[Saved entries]
--- START ---

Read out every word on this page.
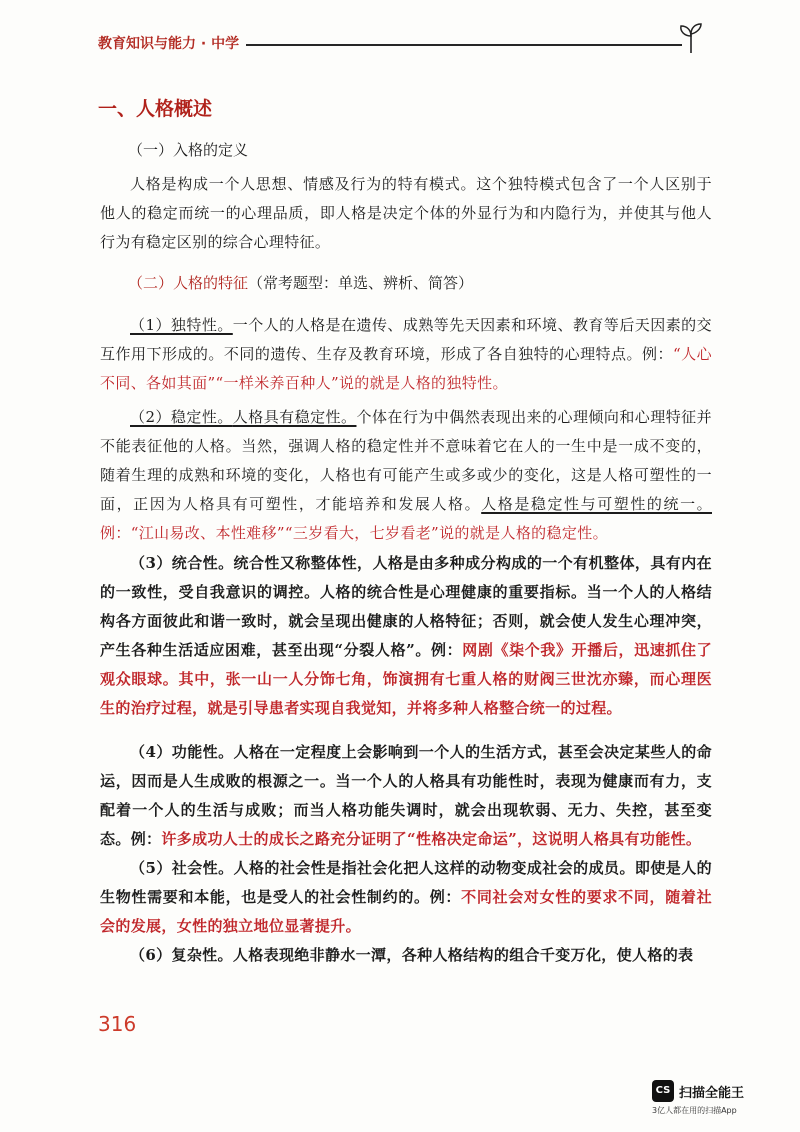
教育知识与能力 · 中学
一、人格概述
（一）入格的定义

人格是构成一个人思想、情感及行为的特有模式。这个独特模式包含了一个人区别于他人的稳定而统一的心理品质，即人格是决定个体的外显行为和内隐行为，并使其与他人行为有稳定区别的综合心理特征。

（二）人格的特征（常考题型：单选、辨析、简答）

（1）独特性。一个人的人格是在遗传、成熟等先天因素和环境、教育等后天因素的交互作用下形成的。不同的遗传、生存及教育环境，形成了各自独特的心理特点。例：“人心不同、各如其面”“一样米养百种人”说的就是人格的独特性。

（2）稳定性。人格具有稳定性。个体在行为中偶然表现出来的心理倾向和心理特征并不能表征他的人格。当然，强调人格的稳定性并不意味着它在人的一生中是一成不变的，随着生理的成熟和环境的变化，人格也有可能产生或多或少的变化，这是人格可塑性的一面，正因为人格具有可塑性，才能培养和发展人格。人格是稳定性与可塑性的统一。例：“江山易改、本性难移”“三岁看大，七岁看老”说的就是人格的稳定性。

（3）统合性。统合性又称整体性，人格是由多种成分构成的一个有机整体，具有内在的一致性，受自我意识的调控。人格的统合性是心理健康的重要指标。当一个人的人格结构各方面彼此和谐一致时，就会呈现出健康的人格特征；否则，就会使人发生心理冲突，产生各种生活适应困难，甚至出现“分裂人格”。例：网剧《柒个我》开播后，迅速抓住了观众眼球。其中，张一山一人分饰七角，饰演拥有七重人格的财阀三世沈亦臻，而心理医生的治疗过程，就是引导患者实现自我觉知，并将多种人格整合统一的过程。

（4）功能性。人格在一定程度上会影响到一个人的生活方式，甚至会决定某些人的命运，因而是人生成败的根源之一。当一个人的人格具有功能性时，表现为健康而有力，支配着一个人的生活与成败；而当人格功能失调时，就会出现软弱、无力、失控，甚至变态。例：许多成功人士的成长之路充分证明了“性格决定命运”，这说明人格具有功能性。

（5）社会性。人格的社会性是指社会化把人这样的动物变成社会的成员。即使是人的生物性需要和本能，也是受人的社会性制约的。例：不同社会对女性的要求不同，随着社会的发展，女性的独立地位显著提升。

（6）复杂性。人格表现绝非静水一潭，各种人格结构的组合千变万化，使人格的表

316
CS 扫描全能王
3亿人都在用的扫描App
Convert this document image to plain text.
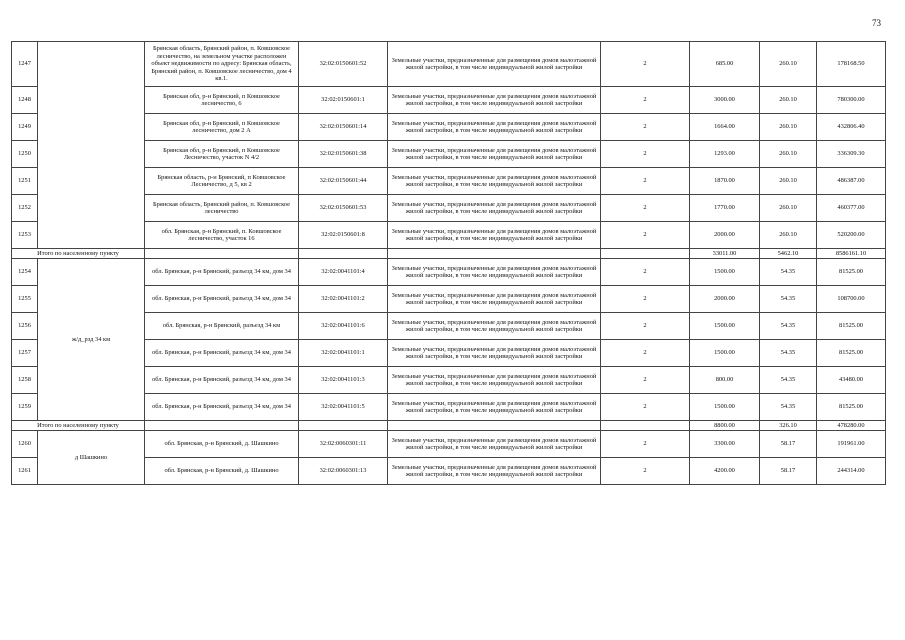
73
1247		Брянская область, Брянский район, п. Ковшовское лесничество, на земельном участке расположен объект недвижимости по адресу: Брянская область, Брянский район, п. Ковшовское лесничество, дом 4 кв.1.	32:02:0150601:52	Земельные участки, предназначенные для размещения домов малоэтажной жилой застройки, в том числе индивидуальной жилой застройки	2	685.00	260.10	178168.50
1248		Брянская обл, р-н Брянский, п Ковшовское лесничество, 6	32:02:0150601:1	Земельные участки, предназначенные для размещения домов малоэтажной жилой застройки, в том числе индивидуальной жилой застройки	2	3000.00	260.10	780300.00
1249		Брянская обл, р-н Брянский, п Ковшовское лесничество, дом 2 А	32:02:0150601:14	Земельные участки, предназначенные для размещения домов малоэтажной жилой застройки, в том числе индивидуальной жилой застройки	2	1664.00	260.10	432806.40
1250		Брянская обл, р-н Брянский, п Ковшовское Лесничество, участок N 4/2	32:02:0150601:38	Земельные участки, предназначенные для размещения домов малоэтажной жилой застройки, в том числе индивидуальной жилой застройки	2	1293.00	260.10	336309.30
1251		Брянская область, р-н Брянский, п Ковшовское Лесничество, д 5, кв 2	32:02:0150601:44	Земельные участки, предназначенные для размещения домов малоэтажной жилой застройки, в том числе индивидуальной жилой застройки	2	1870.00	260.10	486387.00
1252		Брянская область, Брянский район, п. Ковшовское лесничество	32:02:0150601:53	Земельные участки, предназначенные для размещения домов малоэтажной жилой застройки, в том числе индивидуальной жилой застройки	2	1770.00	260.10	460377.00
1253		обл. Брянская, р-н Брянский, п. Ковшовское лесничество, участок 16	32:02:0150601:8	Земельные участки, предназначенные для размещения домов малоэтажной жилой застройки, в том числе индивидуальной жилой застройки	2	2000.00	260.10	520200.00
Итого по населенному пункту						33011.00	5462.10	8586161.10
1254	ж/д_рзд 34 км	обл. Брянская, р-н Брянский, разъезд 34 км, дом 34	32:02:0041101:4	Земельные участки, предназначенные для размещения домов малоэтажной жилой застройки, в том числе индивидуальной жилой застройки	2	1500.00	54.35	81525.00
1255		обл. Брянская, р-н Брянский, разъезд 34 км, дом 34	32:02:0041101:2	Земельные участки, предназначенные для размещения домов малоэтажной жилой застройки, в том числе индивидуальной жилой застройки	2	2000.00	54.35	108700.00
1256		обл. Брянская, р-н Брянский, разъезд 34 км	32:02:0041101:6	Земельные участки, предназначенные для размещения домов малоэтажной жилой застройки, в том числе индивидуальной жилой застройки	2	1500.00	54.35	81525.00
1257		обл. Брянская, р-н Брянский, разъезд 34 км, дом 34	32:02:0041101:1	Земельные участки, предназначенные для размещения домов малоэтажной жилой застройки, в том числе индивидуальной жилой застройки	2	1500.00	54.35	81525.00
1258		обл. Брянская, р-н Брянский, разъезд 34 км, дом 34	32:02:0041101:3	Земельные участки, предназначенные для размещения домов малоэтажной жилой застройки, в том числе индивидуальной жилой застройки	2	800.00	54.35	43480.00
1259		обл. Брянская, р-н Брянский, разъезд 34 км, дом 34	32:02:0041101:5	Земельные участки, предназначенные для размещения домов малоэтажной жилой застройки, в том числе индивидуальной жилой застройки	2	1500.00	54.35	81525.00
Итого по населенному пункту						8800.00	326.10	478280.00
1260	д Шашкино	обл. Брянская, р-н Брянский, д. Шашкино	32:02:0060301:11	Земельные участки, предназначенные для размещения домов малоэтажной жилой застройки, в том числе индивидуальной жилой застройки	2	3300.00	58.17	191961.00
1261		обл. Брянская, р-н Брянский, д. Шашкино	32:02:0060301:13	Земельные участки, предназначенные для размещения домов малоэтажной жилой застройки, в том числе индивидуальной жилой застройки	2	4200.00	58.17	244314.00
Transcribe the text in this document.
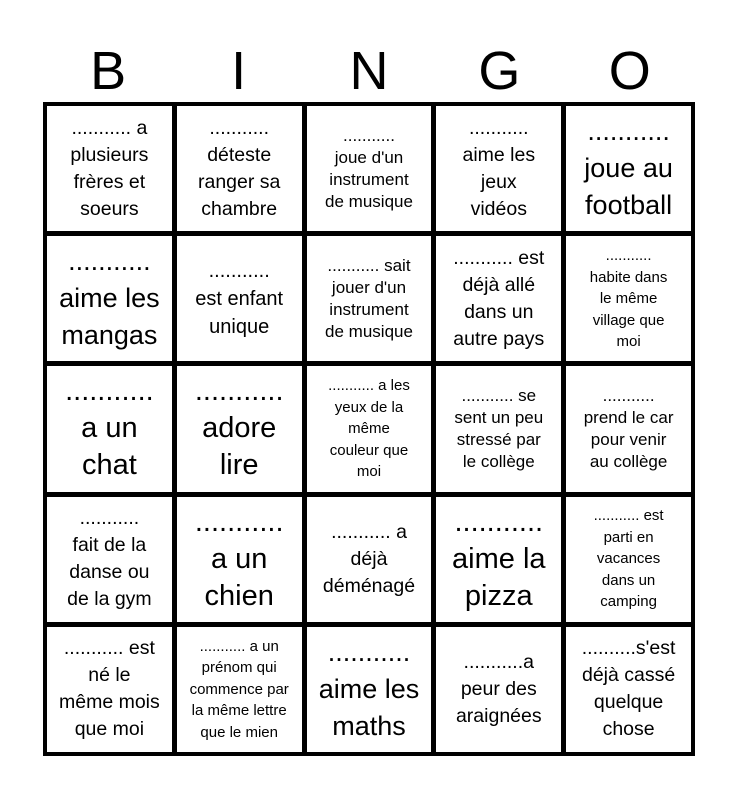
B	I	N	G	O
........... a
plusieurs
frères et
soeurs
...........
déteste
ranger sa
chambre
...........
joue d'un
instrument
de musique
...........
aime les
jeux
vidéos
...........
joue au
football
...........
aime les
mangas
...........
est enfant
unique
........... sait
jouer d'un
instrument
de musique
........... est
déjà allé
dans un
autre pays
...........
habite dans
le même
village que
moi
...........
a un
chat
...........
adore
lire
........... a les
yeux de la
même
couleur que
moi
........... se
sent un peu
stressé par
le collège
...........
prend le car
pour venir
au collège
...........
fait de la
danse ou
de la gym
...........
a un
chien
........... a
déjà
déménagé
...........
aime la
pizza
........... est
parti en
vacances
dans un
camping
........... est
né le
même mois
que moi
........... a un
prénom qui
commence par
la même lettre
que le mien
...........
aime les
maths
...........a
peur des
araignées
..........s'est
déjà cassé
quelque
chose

--- END ---
--- START ---

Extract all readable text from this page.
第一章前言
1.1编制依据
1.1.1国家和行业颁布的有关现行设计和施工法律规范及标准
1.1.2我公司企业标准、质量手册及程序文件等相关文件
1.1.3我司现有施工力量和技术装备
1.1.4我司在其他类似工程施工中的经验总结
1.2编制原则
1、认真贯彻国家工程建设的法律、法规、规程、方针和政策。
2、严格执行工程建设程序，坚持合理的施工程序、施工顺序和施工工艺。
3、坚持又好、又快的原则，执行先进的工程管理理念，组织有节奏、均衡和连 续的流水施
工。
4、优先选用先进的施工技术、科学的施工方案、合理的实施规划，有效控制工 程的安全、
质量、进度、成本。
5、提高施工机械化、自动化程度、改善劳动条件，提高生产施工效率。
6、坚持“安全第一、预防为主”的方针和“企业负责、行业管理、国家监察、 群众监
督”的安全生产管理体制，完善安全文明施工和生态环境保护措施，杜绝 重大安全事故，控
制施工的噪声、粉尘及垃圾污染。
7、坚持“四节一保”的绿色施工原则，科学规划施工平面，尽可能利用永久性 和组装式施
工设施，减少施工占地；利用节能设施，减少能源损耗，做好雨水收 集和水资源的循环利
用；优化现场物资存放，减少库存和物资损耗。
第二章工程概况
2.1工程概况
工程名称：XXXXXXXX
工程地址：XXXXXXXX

--- END ---
--- START ---

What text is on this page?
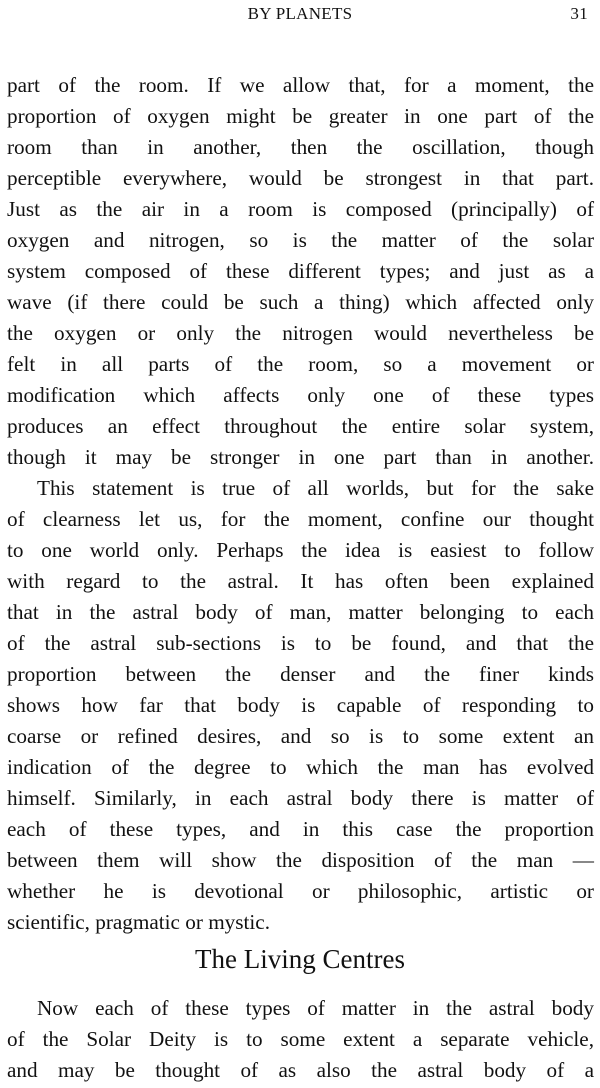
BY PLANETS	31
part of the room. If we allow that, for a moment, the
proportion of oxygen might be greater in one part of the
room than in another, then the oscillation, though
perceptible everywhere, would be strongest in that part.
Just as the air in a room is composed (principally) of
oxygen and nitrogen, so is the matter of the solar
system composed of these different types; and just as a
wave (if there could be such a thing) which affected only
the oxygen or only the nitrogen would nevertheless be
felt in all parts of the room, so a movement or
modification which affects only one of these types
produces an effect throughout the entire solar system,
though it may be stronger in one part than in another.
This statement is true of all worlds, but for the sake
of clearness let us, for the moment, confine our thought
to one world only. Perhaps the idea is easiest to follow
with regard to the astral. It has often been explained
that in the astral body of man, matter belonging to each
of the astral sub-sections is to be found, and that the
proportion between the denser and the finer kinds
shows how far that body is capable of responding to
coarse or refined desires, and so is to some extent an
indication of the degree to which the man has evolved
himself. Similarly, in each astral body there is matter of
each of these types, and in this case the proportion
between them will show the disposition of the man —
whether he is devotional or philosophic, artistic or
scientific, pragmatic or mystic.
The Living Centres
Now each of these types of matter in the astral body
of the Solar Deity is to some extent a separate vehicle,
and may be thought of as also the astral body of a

--- END ---

Within the listing above, copy each line that has the string "between".

proportion between the denser and the finer kinds
between them will show the disposition of the man —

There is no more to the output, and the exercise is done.